Raw records:
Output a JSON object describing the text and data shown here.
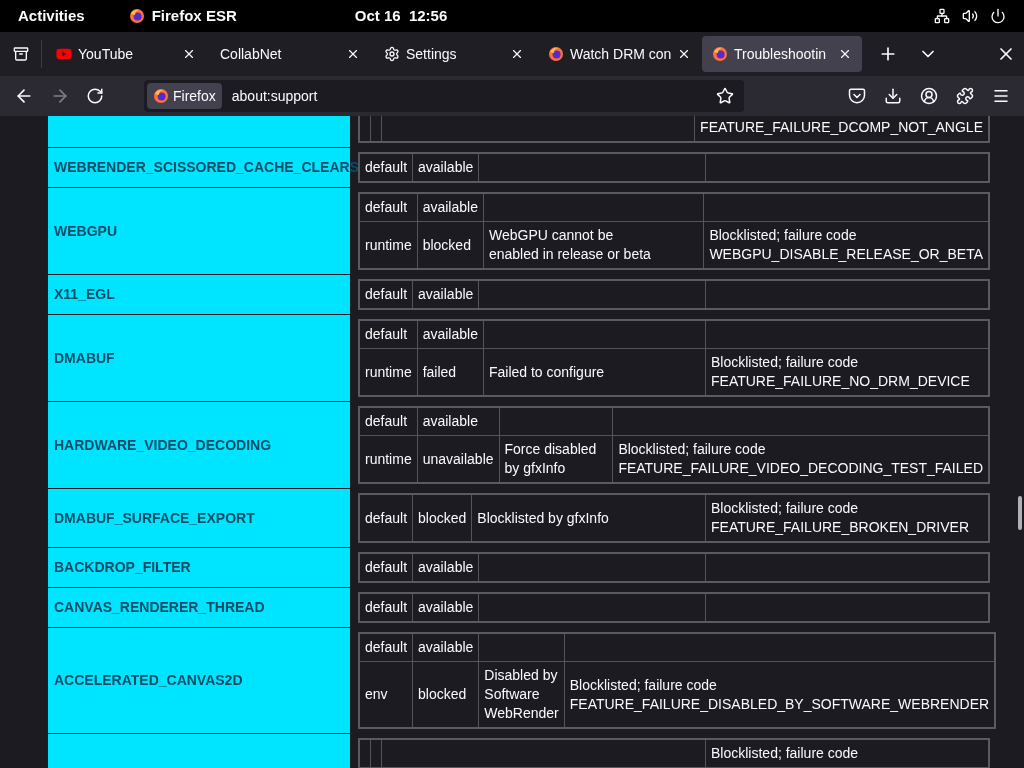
{
  "top_bar": {
    "activities": "Activities",
    "app": "Firefox ESR",
    "clock": "Oct 16  12:56"
  },
  "tabs": [
    {
      "title": "YouTube",
      "kind": "youtube",
      "selected": false
    },
    {
      "title": "CollabNet",
      "kind": "plain",
      "selected": false
    },
    {
      "title": "Settings",
      "kind": "settings",
      "selected": false
    },
    {
      "title": "Watch DRM con",
      "kind": "firefox",
      "selected": false
    },
    {
      "title": "Troubleshootin",
      "kind": "firefox",
      "selected": true
    }
  ],
  "toolbar": {
    "forward_disabled": true,
    "identity": "Firefox",
    "url": "about:support"
  },
  "features": [
    {
      "entries": [
        {
          "failure": "FEATURE_FAILURE_DCOMP_NOT_ANGLE"
        }
      ]
    },
    {
      "name": "WEBRENDER_SCISSORED_CACHE_CLEARS",
      "entries": [
        {
          "type": "default",
          "status": "available"
        }
      ]
    },
    {
      "name": "WEBGPU",
      "entries": [
        {
          "type": "default",
          "status": "available"
        },
        {
          "type": "runtime",
          "status": "blocked",
          "message": "WebGPU cannot be\nenabled in release or beta",
          "failure": "Blocklisted; failure code\nWEBGPU_DISABLE_RELEASE_OR_BETA"
        }
      ]
    },
    {
      "name": "X11_EGL",
      "entries": [
        {
          "type": "default",
          "status": "available"
        }
      ]
    },
    {
      "name": "DMABUF",
      "entries": [
        {
          "type": "default",
          "status": "available"
        },
        {
          "type": "runtime",
          "status": "failed",
          "message": "Failed to configure",
          "failure": "Blocklisted; failure code\nFEATURE_FAILURE_NO_DRM_DEVICE"
        }
      ]
    },
    {
      "name": "HARDWARE_VIDEO_DECODING",
      "entries": [
        {
          "type": "default",
          "status": "available"
        },
        {
          "type": "runtime",
          "status": "unavailable",
          "message": "Force disabled\nby gfxInfo",
          "failure": "Blocklisted; failure code\nFEATURE_FAILURE_VIDEO_DECODING_TEST_FAILED"
        }
      ]
    },
    {
      "name": "DMABUF_SURFACE_EXPORT",
      "entries": [
        {
          "type": "default",
          "status": "blocked",
          "message": "Blocklisted by gfxInfo",
          "failure": "Blocklisted; failure code\nFEATURE_FAILURE_BROKEN_DRIVER"
        }
      ]
    },
    {
      "name": "BACKDROP_FILTER",
      "entries": [
        {
          "type": "default",
          "status": "available"
        }
      ]
    },
    {
      "name": "CANVAS_RENDERER_THREAD",
      "entries": [
        {
          "type": "default",
          "status": "available"
        }
      ]
    },
    {
      "name": "ACCELERATED_CANVAS2D",
      "entries": [
        {
          "type": "default",
          "status": "available"
        },
        {
          "type": "env",
          "status": "blocked",
          "message": "Disabled by\nSoftware\nWebRender",
          "failure": "Blocklisted; failure code\nFEATURE_FAILURE_DISABLED_BY_SOFTWARE_WEBRENDER"
        }
      ]
    },
    {
      "entries": [
        {
          "failure": "Blocklisted; failure code"
        }
      ]
    }
  ]
}
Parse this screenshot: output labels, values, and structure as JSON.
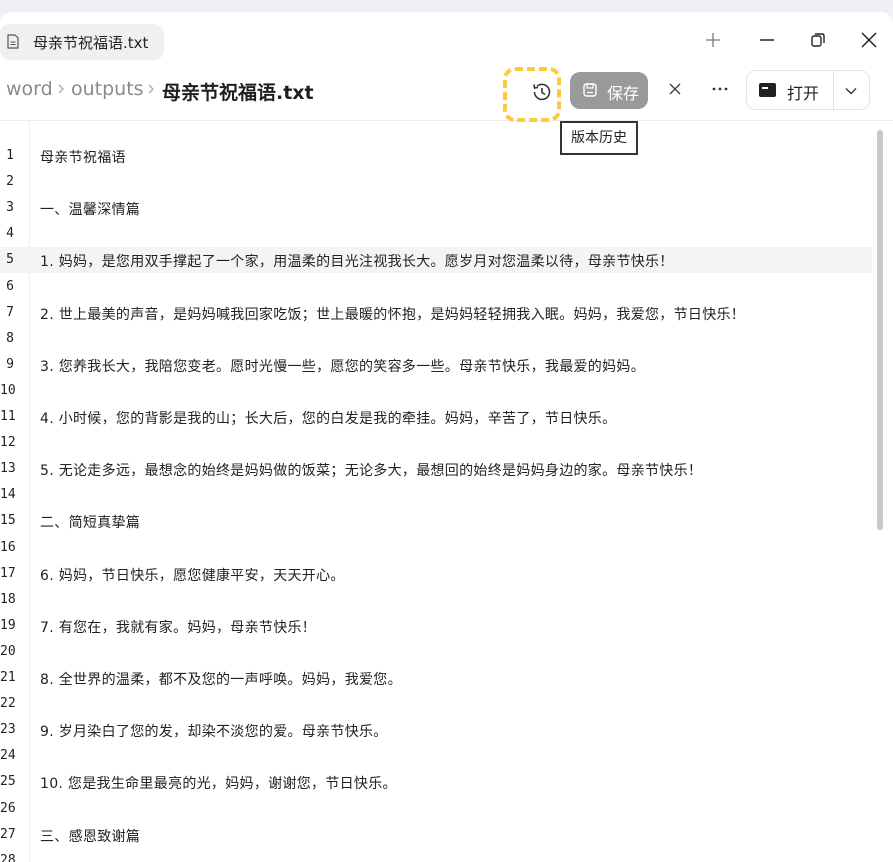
{
  "tab": {
    "title": "母亲节祝福语.txt"
  },
  "breadcrumb": {
    "items": [
      "word",
      "outputs"
    ],
    "current": "母亲节祝福语.txt"
  },
  "toolbar": {
    "save_label": "保存",
    "open_label": "打开",
    "tooltip": "版本历史"
  },
  "editor": {
    "active_line": 5,
    "lines": [
      "母亲节祝福语",
      "",
      "一、温馨深情篇",
      "",
      "1. 妈妈，是您用双手撑起了一个家，用温柔的目光注视我长大。愿岁月对您温柔以待，母亲节快乐！",
      "",
      "2. 世上最美的声音，是妈妈喊我回家吃饭；世上最暖的怀抱，是妈妈轻轻拥我入眠。妈妈，我爱您，节日快乐！",
      "",
      "3. 您养我长大，我陪您变老。愿时光慢一些，愿您的笑容多一些。母亲节快乐，我最爱的妈妈。",
      "",
      "4. 小时候，您的背影是我的山；长大后，您的白发是我的牵挂。妈妈，辛苦了，节日快乐。",
      "",
      "5. 无论走多远，最想念的始终是妈妈做的饭菜；无论多大，最想回的始终是妈妈身边的家。母亲节快乐！",
      "",
      "二、简短真挚篇",
      "",
      "6. 妈妈，节日快乐，愿您健康平安，天天开心。",
      "",
      "7. 有您在，我就有家。妈妈，母亲节快乐！",
      "",
      "8. 全世界的温柔，都不及您的一声呼唤。妈妈，我爱您。",
      "",
      "9. 岁月染白了您的发，却染不淡您的爱。母亲节快乐。",
      "",
      "10. 您是我生命里最亮的光，妈妈，谢谢您，节日快乐。",
      "",
      "三、感恩致谢篇",
      ""
    ]
  },
  "colors": {
    "save_bg": "#9a9a9a",
    "focus_ring": "#ffc83d",
    "active_line_bg": "#f4f4f4"
  }
}
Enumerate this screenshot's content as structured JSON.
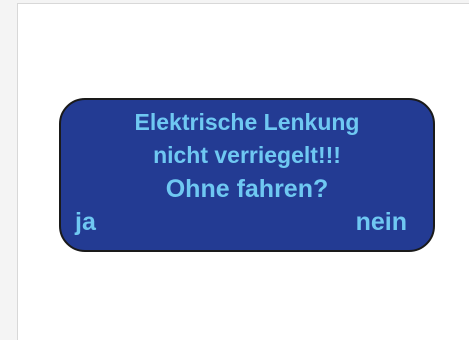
{
  "dialog": {
    "message_line1": "Elektrische Lenkung",
    "message_line2": "nicht verriegelt!!!",
    "question": "Ohne fahren?",
    "yes_label": "ja",
    "no_label": "nein"
  },
  "colors": {
    "dialog_background": "#233b93",
    "text": "#6fc8f2",
    "border": "#1a1a1a",
    "screen_background": "#ffffff"
  }
}
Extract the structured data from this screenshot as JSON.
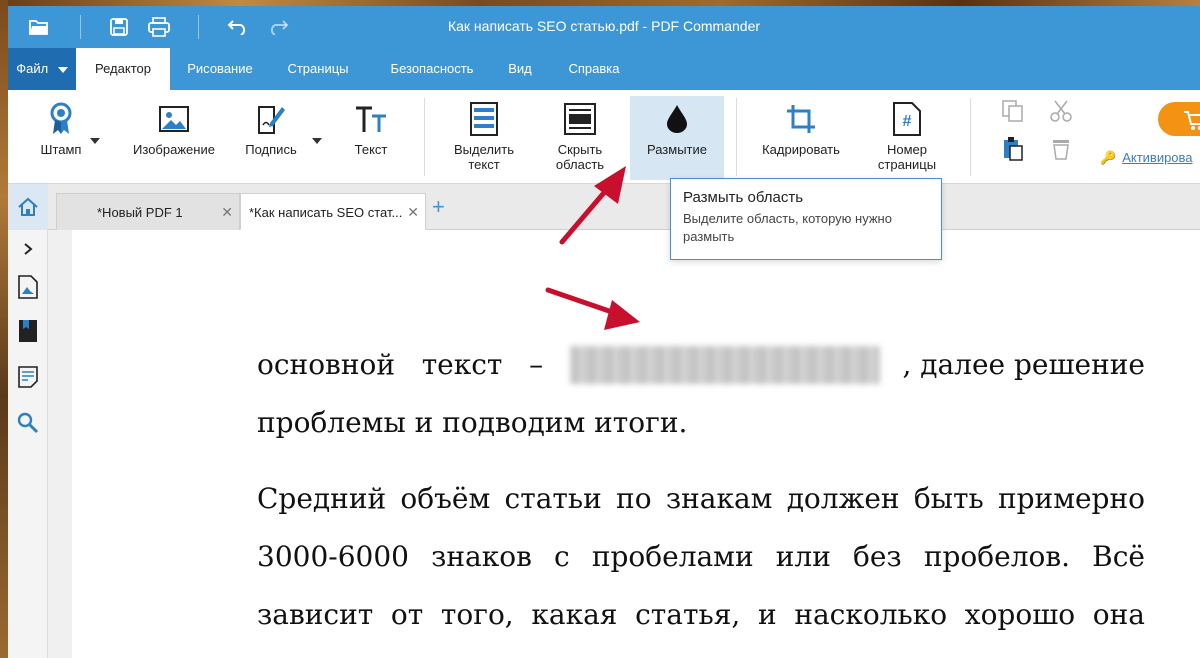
{
  "window": {
    "title": "Как написать SEO статью.pdf - PDF Commander"
  },
  "menu": {
    "file_label": "Файл",
    "tabs": [
      {
        "label": "Редактор",
        "active": true
      },
      {
        "label": "Рисование",
        "active": false
      },
      {
        "label": "Страницы",
        "active": false
      },
      {
        "label": "Безопасность",
        "active": false
      },
      {
        "label": "Вид",
        "active": false
      },
      {
        "label": "Справка",
        "active": false
      }
    ]
  },
  "ribbon": {
    "stamp": "Штамп",
    "image": "Изображение",
    "signature": "Подпись",
    "text": "Текст",
    "highlight_line1": "Выделить",
    "highlight_line2": "текст",
    "hide_line1": "Скрыть",
    "hide_line2": "область",
    "blur": "Размытие",
    "crop": "Кадрировать",
    "page_number_line1": "Номер",
    "page_number_line2": "страницы",
    "activate": "Активирова"
  },
  "tooltip": {
    "title": "Размыть область",
    "description_line1": "Выделите область, которую нужно",
    "description_line2": "размыть"
  },
  "doc_tabs": [
    {
      "label": "*Новый PDF 1",
      "active": false
    },
    {
      "label": "*Как написать SEO стат...",
      "active": true
    }
  ],
  "document": {
    "para1": {
      "line1_words": [
        "основной",
        "текст",
        "–"
      ],
      "line1_after_blur": ", далее решение",
      "line2": "проблемы и подводим итоги."
    },
    "para2": {
      "line1": "Средний объём статьи по знакам должен быть примерно",
      "line2": "3000-6000 знаков с пробелами или без пробелов. Всё",
      "line3": "зависит от того, какая статья, и насколько хорошо она"
    }
  },
  "colors": {
    "accent": "#3d97d6",
    "file_tab": "#1f6db0",
    "buy_button": "#f39213",
    "arrow": "#c8102e",
    "highlight": "#d7e6f3"
  }
}
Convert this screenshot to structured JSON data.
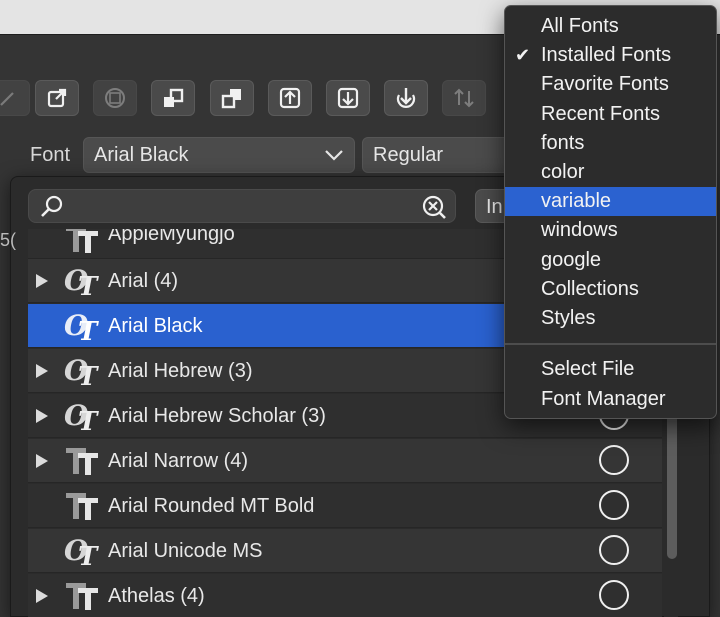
{
  "toolbar": {
    "buttons": [
      {
        "icon": "edit-icon",
        "enabled": false
      },
      {
        "icon": "open-external-icon",
        "enabled": true
      },
      {
        "icon": "grid-icon",
        "enabled": false
      },
      {
        "icon": "bring-forward-icon",
        "enabled": true
      },
      {
        "icon": "send-backward-icon",
        "enabled": true
      },
      {
        "icon": "upload-icon",
        "enabled": true
      },
      {
        "icon": "download-icon",
        "enabled": true
      },
      {
        "icon": "download-circle-icon",
        "enabled": true
      },
      {
        "icon": "swap-icon",
        "enabled": false
      }
    ]
  },
  "font_row": {
    "label": "Font",
    "family": "Arial Black",
    "style": "Regular"
  },
  "picker": {
    "search_value": "",
    "filter_label": "In",
    "fonts": [
      {
        "name": "AppleMyungjo",
        "type": "truetype",
        "expandable": false
      },
      {
        "name": "Arial (4)",
        "type": "opentype",
        "expandable": true
      },
      {
        "name": "Arial Black",
        "type": "opentype",
        "expandable": false,
        "selected": true
      },
      {
        "name": "Arial Hebrew (3)",
        "type": "opentype",
        "expandable": true
      },
      {
        "name": "Arial Hebrew Scholar (3)",
        "type": "opentype",
        "expandable": true
      },
      {
        "name": "Arial Narrow (4)",
        "type": "truetype",
        "expandable": true
      },
      {
        "name": "Arial Rounded MT Bold",
        "type": "truetype",
        "expandable": false
      },
      {
        "name": "Arial Unicode MS",
        "type": "opentype",
        "expandable": false
      },
      {
        "name": "Athelas (4)",
        "type": "truetype",
        "expandable": true
      }
    ]
  },
  "menu": {
    "checked": "Installed Fonts",
    "highlighted": "variable",
    "items": [
      "All Fonts",
      "Installed Fonts",
      "Favorite Fonts",
      "Recent Fonts",
      "fonts",
      "color",
      "variable",
      "windows",
      "google",
      "Collections",
      "Styles"
    ],
    "footer_items": [
      "Select File",
      "Font Manager"
    ]
  },
  "colors": {
    "selection": "#2a61cf",
    "menu_highlight": "#2b62d0",
    "panel": "#2b2b2b"
  }
}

Task details:
Report how many lines of the records above contain the word "Arial", and give only that number.

Exercise answer:
8